_WHAT THE TASK ASKS_
Identify and reproduce every line holding the string "this".

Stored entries
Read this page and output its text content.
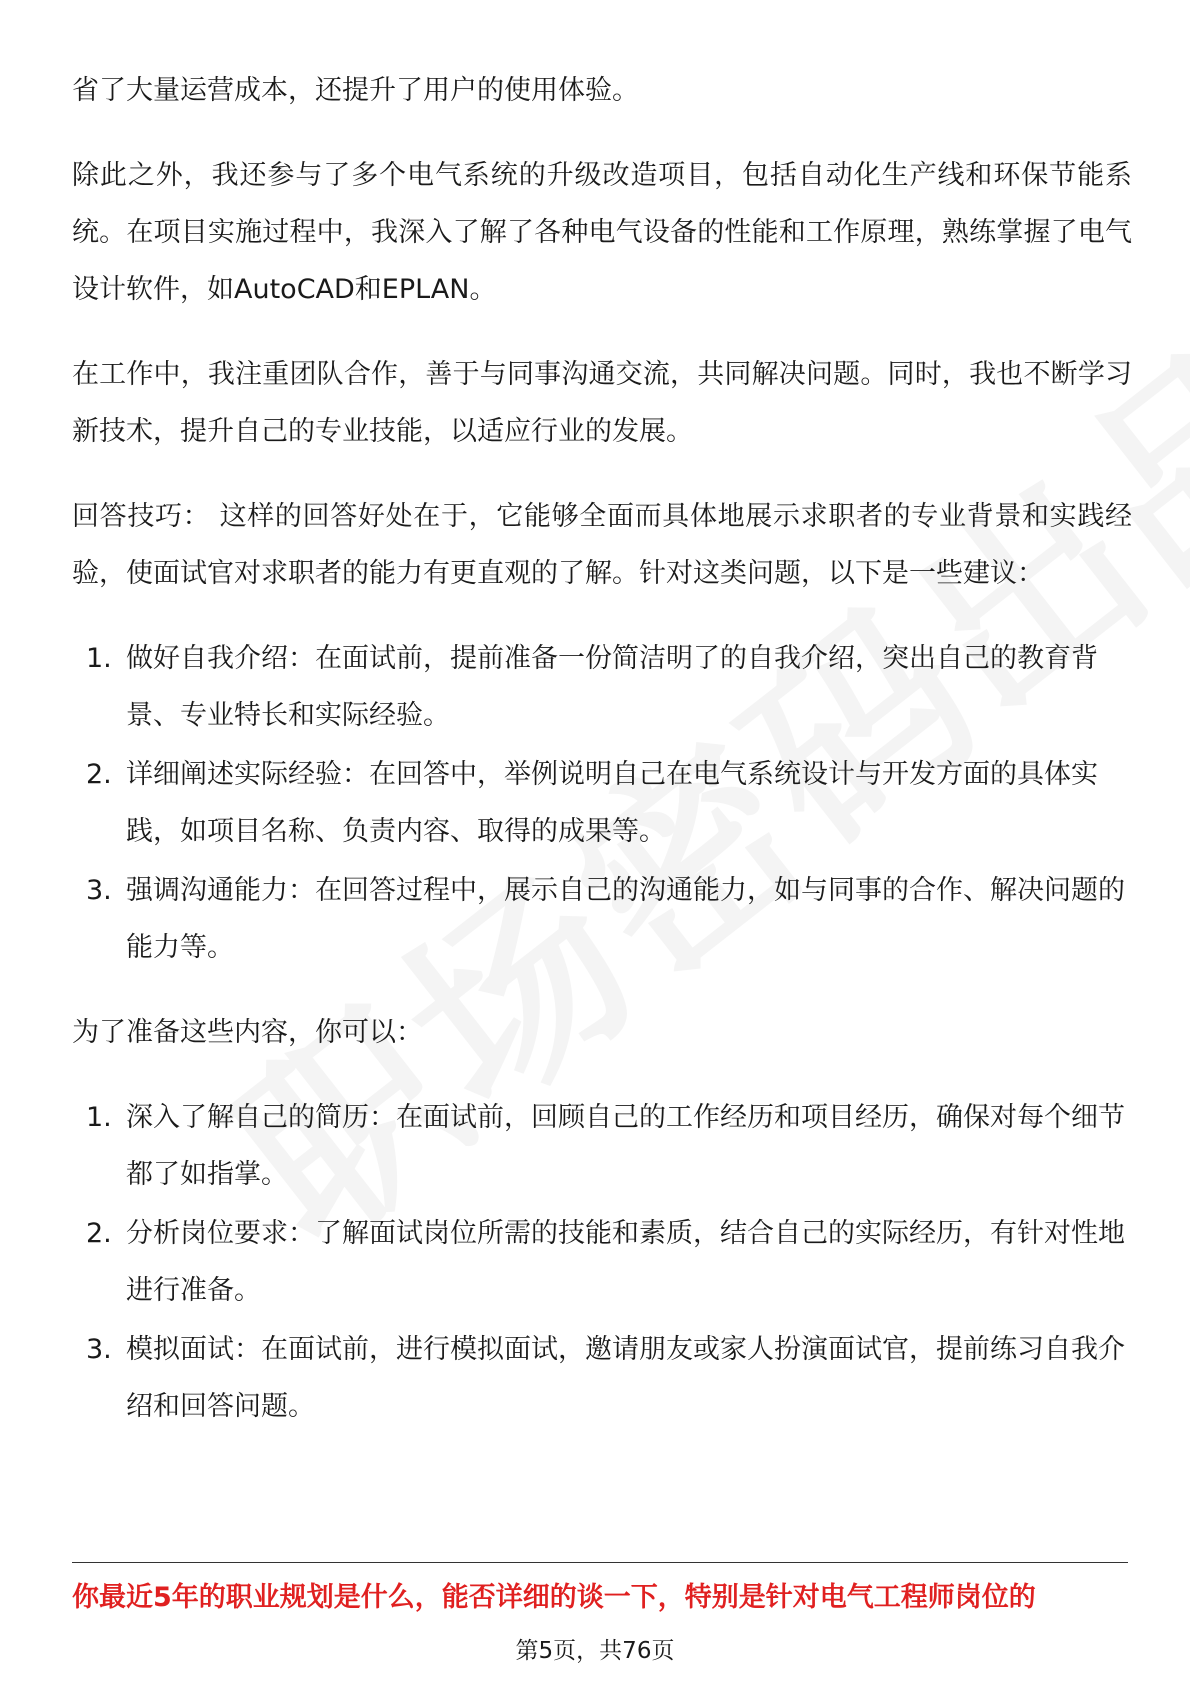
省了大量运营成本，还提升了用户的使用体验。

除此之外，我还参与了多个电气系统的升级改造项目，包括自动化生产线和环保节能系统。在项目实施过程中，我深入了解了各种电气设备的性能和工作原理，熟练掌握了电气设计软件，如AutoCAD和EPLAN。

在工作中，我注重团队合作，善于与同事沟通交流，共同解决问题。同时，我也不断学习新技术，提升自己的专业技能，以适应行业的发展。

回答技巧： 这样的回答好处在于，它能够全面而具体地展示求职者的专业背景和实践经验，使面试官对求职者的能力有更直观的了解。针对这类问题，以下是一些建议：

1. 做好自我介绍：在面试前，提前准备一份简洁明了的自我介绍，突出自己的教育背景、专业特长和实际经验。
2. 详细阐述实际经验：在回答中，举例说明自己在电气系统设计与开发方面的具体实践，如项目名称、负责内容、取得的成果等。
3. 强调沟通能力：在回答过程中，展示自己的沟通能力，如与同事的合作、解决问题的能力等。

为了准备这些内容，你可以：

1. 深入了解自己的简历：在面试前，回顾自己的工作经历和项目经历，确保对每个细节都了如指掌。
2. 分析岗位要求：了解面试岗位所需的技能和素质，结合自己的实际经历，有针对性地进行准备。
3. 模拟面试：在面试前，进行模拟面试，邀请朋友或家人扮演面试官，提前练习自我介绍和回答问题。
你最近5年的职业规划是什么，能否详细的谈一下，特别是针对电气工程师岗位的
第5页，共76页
==
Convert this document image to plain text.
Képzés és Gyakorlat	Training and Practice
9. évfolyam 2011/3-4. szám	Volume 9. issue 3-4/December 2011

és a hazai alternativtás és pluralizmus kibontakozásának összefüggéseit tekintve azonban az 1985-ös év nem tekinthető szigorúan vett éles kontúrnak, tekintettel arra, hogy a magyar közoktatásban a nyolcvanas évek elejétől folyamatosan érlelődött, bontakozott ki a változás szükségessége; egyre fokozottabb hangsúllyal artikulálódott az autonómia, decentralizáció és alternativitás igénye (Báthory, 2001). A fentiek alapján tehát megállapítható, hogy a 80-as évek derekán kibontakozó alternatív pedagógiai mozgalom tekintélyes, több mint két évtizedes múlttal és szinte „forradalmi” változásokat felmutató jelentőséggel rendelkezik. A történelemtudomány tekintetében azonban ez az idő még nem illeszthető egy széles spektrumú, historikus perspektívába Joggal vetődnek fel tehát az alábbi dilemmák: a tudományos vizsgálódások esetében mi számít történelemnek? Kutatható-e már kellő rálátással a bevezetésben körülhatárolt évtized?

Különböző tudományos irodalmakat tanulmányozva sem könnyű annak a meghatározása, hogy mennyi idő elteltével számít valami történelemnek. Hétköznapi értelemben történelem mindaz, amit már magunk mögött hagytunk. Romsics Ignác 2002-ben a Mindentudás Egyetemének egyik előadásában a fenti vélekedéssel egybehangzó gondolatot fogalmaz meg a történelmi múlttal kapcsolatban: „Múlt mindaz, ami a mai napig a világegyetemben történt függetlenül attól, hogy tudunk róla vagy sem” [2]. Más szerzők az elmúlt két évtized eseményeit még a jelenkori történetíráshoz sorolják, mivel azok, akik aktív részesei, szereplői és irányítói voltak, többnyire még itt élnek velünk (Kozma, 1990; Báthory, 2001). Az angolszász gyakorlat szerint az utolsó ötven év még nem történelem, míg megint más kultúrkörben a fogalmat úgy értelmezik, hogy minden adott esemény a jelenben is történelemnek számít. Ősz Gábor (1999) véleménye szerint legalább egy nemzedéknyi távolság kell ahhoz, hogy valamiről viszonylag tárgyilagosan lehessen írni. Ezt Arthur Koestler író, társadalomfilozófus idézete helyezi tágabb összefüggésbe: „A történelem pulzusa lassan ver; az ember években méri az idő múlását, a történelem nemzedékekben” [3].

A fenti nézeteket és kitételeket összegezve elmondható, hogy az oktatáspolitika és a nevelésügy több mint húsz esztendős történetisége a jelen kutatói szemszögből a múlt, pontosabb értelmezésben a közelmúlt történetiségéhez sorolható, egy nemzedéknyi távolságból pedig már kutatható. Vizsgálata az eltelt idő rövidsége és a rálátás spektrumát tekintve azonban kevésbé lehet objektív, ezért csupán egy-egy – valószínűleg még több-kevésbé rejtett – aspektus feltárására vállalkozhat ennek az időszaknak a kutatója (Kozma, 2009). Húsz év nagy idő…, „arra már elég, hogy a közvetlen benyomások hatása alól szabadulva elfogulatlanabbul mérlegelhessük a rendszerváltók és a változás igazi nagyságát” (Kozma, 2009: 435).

_RESPONSE_
Read this page and output its text content.
Convert this document image to plain text.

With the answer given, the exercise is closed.